Task goal – Collect every line below that contains the word "松岗人民医院旧供应室改造工程".

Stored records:
==========
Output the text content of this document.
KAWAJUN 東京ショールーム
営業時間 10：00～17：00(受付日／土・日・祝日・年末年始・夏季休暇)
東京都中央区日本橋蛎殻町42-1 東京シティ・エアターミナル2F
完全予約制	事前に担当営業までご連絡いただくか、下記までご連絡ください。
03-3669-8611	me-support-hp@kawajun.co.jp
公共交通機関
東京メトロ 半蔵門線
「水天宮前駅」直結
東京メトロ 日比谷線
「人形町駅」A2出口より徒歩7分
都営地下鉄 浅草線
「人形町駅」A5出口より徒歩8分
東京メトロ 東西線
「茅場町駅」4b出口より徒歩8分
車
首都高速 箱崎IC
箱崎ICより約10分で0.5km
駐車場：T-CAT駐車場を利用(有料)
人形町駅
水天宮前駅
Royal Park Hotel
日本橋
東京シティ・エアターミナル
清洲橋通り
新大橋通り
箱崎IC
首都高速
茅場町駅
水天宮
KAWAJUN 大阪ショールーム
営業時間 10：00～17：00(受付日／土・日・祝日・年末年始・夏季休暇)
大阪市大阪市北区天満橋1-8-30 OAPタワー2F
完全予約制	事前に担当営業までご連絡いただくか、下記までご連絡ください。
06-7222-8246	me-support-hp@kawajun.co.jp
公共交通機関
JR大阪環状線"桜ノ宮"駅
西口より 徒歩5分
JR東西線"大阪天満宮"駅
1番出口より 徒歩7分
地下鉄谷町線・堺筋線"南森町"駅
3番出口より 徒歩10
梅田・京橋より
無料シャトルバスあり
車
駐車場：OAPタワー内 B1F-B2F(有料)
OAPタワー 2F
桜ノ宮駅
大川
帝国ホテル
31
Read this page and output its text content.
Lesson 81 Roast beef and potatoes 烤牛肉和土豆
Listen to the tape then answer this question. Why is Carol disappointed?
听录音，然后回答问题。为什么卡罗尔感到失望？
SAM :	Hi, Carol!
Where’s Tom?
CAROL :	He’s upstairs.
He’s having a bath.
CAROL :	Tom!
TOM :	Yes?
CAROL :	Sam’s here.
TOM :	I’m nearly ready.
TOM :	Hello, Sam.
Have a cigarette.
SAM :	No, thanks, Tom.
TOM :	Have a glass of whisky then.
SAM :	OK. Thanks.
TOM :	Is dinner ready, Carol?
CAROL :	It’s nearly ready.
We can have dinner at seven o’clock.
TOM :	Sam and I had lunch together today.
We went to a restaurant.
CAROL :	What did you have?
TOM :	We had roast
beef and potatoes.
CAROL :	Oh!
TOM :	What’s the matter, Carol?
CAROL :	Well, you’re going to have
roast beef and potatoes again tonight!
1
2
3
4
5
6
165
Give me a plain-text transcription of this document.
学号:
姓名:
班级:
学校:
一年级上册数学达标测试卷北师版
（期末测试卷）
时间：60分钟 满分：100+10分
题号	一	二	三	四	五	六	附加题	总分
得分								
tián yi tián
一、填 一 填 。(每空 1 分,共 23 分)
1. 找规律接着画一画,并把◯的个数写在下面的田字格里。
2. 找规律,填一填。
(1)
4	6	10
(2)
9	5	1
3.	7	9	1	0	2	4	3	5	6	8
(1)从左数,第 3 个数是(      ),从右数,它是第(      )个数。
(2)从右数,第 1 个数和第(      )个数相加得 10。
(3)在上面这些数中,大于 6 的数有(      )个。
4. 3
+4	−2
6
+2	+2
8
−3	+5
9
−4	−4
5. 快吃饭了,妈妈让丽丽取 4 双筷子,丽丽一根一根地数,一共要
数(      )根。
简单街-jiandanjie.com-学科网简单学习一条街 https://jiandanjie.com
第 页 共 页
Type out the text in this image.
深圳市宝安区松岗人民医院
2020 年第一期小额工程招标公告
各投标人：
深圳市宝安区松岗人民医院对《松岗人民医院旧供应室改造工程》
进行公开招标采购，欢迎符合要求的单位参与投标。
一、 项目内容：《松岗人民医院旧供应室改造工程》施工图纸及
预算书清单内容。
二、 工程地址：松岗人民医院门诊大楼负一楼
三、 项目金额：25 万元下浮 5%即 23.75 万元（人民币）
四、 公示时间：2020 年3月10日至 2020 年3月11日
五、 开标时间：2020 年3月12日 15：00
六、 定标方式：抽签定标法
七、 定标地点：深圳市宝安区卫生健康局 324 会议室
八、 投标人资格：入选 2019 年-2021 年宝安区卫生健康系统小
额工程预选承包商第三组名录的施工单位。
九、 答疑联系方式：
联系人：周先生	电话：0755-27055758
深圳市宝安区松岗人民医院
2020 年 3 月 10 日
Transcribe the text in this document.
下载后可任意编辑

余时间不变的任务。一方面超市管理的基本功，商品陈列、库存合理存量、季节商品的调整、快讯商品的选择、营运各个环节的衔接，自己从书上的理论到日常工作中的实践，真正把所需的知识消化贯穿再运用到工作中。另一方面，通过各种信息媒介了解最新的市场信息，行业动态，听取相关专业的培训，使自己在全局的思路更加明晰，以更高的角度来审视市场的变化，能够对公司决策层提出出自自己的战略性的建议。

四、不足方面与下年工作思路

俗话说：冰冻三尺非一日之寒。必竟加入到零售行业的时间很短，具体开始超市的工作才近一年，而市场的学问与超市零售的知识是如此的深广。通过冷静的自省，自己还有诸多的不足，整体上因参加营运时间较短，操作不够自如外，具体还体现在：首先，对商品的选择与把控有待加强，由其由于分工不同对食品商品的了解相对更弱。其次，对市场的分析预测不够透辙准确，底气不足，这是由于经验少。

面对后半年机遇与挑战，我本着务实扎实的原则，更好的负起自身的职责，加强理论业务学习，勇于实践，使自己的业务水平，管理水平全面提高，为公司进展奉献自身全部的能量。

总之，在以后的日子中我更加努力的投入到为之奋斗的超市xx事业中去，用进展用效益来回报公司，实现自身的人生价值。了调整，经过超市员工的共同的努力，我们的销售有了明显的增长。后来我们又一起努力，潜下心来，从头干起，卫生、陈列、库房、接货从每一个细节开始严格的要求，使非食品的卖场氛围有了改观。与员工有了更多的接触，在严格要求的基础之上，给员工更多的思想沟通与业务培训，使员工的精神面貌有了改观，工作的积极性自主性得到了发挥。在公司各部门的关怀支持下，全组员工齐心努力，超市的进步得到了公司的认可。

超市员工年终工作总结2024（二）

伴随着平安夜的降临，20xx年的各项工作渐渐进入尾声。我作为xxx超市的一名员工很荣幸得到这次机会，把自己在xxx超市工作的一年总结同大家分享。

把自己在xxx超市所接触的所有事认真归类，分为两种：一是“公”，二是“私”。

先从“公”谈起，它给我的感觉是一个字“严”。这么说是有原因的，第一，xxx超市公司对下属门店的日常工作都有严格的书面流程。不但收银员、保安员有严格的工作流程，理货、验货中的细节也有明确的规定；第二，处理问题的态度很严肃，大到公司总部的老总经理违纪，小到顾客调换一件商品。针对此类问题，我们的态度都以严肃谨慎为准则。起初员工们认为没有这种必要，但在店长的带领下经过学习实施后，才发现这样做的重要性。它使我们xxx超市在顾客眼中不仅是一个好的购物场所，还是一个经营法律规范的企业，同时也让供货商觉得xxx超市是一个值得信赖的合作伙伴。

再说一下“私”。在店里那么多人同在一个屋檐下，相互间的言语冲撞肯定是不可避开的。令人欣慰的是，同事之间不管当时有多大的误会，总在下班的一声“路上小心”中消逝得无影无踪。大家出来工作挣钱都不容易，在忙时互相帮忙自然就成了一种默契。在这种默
==========
Solved exercise –
深圳市宝安区松岗人民医院对《松岗人民医院旧供应室改造工程》
一、 项目内容：《松岗人民医院旧供应室改造工程》施工图纸及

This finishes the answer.